Count the lines that hold the string "User". Reply with the number alone.

################

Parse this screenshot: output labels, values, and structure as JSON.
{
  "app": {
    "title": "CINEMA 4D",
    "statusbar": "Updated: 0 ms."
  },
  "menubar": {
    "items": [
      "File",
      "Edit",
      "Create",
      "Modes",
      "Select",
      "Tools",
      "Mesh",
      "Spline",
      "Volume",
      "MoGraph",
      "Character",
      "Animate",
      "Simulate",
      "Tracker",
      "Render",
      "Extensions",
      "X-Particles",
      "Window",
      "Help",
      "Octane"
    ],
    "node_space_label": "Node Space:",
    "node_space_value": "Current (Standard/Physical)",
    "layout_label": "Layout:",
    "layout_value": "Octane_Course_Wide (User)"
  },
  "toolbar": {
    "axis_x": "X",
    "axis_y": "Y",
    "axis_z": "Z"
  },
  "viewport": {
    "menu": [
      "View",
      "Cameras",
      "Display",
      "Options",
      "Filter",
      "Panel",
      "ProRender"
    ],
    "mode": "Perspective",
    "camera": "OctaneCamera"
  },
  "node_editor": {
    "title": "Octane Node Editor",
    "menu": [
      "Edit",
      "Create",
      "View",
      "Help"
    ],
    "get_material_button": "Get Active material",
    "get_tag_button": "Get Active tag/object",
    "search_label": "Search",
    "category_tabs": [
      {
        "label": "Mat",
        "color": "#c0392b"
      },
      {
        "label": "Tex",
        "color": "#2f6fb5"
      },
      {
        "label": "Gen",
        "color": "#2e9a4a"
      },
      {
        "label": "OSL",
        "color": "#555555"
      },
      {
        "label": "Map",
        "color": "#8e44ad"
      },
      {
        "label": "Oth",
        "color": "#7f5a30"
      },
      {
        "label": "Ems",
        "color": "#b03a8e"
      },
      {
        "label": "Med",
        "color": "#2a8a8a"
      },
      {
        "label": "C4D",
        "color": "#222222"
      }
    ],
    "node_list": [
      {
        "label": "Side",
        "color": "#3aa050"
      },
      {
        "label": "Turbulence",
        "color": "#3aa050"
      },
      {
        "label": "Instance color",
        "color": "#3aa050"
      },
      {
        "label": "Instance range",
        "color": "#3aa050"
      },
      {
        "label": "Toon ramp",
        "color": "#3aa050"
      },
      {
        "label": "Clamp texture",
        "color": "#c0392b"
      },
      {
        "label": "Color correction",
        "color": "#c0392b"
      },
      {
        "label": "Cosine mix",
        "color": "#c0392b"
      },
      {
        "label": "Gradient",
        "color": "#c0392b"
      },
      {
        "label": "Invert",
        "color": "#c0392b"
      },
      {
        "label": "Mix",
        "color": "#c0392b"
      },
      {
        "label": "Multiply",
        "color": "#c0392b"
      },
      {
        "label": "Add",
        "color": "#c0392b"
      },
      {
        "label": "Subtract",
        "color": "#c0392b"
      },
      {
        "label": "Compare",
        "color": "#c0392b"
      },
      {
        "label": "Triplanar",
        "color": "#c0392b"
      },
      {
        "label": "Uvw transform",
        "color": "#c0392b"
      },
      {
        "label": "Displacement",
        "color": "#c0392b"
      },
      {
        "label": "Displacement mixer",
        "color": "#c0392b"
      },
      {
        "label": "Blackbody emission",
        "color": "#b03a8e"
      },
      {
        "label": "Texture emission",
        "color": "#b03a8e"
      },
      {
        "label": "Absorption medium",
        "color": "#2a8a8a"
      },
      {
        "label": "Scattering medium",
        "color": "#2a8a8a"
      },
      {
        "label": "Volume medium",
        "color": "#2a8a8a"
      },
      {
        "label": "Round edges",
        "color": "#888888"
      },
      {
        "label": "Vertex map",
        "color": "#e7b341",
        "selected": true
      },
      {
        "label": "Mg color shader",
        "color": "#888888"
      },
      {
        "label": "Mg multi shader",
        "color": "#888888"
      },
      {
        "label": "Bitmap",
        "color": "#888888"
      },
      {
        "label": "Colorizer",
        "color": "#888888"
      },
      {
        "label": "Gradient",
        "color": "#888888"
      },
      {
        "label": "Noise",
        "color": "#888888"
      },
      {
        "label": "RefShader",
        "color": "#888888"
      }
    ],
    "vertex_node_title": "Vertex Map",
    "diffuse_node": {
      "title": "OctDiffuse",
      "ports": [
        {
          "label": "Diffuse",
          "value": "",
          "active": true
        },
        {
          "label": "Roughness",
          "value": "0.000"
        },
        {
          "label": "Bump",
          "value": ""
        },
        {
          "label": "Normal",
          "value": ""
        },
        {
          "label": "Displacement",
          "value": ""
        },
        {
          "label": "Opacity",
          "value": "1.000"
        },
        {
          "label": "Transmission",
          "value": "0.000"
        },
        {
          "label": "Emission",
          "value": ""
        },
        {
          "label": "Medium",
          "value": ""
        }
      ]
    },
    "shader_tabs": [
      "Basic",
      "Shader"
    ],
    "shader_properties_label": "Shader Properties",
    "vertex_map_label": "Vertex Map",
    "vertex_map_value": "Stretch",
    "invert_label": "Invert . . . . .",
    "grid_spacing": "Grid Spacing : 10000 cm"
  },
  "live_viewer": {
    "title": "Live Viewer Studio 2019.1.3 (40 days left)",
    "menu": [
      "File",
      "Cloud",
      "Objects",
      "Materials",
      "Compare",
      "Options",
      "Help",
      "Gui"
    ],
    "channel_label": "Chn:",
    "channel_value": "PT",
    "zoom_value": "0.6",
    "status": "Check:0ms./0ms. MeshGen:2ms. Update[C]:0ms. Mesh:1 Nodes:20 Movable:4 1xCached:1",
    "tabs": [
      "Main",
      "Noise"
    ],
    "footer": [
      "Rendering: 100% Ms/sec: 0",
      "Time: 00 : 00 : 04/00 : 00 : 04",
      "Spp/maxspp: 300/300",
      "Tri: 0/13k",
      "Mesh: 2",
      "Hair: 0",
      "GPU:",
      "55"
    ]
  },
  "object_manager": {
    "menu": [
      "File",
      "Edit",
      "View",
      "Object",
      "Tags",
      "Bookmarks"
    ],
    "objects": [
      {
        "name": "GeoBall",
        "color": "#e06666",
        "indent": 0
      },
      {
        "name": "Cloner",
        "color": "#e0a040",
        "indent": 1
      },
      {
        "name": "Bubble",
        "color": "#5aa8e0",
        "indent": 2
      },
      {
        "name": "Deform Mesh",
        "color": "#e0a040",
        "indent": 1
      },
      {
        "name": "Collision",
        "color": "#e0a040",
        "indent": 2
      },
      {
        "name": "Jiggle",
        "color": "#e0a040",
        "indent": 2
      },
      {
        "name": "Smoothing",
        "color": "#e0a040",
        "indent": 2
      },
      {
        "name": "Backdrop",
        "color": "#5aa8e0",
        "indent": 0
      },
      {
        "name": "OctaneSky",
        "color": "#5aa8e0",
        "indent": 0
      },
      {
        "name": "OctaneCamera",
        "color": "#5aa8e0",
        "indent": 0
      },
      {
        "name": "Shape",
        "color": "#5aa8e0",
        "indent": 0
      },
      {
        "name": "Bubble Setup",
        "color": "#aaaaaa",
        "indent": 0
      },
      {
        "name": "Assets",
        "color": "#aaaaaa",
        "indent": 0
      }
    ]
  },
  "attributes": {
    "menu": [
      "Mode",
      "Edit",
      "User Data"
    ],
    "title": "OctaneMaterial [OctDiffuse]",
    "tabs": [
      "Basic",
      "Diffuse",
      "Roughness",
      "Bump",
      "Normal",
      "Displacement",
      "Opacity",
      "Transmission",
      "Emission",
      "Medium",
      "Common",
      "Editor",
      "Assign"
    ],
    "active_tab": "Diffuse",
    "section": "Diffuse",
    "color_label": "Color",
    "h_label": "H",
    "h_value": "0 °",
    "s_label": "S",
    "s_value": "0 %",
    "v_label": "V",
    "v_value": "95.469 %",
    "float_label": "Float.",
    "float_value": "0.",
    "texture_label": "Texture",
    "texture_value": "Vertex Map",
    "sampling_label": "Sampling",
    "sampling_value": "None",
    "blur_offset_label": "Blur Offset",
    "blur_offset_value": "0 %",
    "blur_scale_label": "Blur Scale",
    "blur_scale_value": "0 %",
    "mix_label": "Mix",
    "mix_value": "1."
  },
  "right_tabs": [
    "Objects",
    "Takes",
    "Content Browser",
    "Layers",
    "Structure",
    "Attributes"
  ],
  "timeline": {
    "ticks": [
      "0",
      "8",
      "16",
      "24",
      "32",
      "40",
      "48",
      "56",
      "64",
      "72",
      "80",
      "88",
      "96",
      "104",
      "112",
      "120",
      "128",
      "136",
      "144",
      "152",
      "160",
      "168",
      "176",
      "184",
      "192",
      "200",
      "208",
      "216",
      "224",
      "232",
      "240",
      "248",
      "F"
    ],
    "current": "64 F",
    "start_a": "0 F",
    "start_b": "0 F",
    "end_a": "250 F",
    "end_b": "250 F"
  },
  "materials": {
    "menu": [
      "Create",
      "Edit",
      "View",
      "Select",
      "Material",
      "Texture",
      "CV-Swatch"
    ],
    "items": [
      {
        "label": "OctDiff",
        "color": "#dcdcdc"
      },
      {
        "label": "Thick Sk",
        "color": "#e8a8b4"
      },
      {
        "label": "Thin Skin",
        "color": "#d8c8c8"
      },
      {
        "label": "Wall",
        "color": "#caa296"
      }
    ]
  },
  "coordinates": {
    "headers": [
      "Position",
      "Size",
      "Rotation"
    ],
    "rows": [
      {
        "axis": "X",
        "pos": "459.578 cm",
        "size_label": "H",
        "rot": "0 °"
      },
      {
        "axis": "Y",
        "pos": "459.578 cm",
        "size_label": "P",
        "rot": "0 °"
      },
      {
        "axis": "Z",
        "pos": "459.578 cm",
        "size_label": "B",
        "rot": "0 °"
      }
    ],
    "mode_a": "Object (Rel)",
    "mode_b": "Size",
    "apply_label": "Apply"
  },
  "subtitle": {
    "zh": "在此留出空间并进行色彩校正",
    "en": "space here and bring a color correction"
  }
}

################

Written solution:
2